(Rows from a figure dataset)
** BEGIN **
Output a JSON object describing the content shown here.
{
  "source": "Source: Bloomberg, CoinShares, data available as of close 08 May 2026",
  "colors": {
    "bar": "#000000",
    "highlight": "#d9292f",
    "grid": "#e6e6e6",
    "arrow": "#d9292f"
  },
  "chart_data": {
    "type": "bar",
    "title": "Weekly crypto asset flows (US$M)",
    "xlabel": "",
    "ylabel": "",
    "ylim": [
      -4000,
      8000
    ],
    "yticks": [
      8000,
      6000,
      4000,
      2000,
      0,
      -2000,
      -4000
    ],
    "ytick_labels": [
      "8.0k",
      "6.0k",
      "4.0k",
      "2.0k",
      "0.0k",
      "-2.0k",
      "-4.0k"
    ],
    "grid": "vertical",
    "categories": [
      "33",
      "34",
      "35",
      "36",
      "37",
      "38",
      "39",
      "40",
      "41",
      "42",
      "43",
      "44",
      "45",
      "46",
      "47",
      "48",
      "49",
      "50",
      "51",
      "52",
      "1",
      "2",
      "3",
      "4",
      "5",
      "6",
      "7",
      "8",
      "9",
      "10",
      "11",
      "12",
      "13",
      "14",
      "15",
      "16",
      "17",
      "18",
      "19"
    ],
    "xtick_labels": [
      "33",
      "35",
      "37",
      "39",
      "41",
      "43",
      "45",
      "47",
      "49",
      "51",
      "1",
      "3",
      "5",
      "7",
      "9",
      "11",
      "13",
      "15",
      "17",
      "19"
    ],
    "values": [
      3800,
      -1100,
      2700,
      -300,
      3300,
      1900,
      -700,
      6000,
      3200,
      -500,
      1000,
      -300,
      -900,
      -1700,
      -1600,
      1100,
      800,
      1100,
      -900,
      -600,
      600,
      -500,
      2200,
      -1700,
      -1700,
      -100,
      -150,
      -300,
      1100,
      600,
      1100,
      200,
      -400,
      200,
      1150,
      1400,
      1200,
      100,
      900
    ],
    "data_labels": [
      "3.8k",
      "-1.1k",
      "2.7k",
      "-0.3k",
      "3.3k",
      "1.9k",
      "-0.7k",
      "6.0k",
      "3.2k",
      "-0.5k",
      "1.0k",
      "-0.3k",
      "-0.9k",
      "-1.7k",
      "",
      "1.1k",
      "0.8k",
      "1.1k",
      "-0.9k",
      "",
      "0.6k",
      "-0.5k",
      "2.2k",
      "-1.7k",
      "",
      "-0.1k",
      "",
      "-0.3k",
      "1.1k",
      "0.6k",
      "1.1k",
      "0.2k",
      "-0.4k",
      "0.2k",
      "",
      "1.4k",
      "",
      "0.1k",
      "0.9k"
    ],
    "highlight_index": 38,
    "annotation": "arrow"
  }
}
** END **
Extract all the material, leaving every line as it is.

THE SOLUTION:
Output a JSON object describing the content shown here.
{
  "source": "Source: Bloomberg, CoinShares, data available as of close 08 May 2026",
  "colors": {
    "bar": "#000000",
    "highlight": "#d9292f",
    "grid": "#e6e6e6",
    "arrow": "#d9292f"
  },
  "chart_data": {
    "type": "bar",
    "title": "Weekly crypto asset flows (US$M)",
    "xlabel": "",
    "ylabel": "",
    "ylim": [
      -4000,
      8000
    ],
    "yticks": [
      8000,
      6000,
      4000,
      2000,
      0,
      -2000,
      -4000
    ],
    "ytick_labels": [
      "8.0k",
      "6.0k",
      "4.0k",
      "2.0k",
      "0.0k",
      "-2.0k",
      "-4.0k"
    ],
    "grid": "vertical",
    "categories": [
      "33",
      "34",
      "35",
      "36",
      "37",
      "38",
      "39",
      "40",
      "41",
      "42",
      "43",
      "44",
      "45",
      "46",
      "47",
      "48",
      "49",
      "50",
      "51",
      "52",
      "1",
      "2",
      "3",
      "4",
      "5",
      "6",
      "7",
      "8",
      "9",
      "10",
      "11",
      "12",
      "13",
      "14",
      "15",
      "16",
      "17",
      "18",
      "19"
    ],
    "xtick_labels": [
      "33",
      "35",
      "37",
      "39",
      "41",
      "43",
      "45",
      "47",
      "49",
      "51",
      "1",
      "3",
      "5",
      "7",
      "9",
      "11",
      "13",
      "15",
      "17",
      "19"
    ],
    "values": [
      3800,
      -1100,
      2700,
      -300,
      3300,
      1900,
      -700,
      6000,
      3200,
      -500,
      1000,
      -300,
      -900,
      -1700,
      -1600,
      1100,
      800,
      1100,
      -900,
      -600,
      600,
      -500,
      2200,
      -1700,
      -1700,
      -100,
      -150,
      -300,
      1100,
      600,
      1100,
      200,
      -400,
      200,
      1150,
      1400,
      1200,
      100,
      900
    ],
    "data_labels": [
      "3.8k",
      "-1.1k",
      "2.7k",
      "-0.3k",
      "3.3k",
      "1.9k",
      "-0.7k",
      "6.0k",
      "3.2k",
      "-0.5k",
      "1.0k",
      "-0.3k",
      "-0.9k",
      "-1.7k",
      "",
      "1.1k",
      "0.8k",
      "1.1k",
      "-0.9k",
      "",
      "0.6k",
      "-0.5k",
      "2.2k",
      "-1.7k",
      "",
      "-0.1k",
      "",
      "-0.3k",
      "1.1k",
      "0.6k",
      "1.1k",
      "0.2k",
      "-0.4k",
      "0.2k",
      "",
      "1.4k",
      "",
      "0.1k",
      "0.9k"
    ],
    "highlight_index": 38,
    "annotation": "arrow"
  }
}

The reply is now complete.